=== Task goal ===
Which lines contain the word "PANJANG"? Return each of them as written.

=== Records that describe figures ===
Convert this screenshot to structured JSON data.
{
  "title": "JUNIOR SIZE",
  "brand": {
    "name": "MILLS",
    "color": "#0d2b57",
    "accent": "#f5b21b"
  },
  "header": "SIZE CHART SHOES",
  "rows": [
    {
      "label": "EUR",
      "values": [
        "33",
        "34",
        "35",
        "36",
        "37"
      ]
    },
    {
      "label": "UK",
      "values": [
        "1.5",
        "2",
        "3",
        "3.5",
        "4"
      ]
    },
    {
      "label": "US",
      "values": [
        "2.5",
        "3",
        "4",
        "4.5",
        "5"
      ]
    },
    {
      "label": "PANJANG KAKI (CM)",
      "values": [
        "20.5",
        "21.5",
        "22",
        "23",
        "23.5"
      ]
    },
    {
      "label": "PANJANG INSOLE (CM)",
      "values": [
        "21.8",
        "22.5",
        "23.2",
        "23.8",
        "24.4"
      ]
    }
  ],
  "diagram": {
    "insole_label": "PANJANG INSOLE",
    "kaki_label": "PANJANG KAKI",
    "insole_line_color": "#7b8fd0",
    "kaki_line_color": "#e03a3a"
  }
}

=== Solution to the problem ===
      "label": "PANJANG KAKI (CM)",
      "label": "PANJANG INSOLE (CM)",
    "insole_label": "PANJANG INSOLE",
    "kaki_label": "PANJANG KAKI",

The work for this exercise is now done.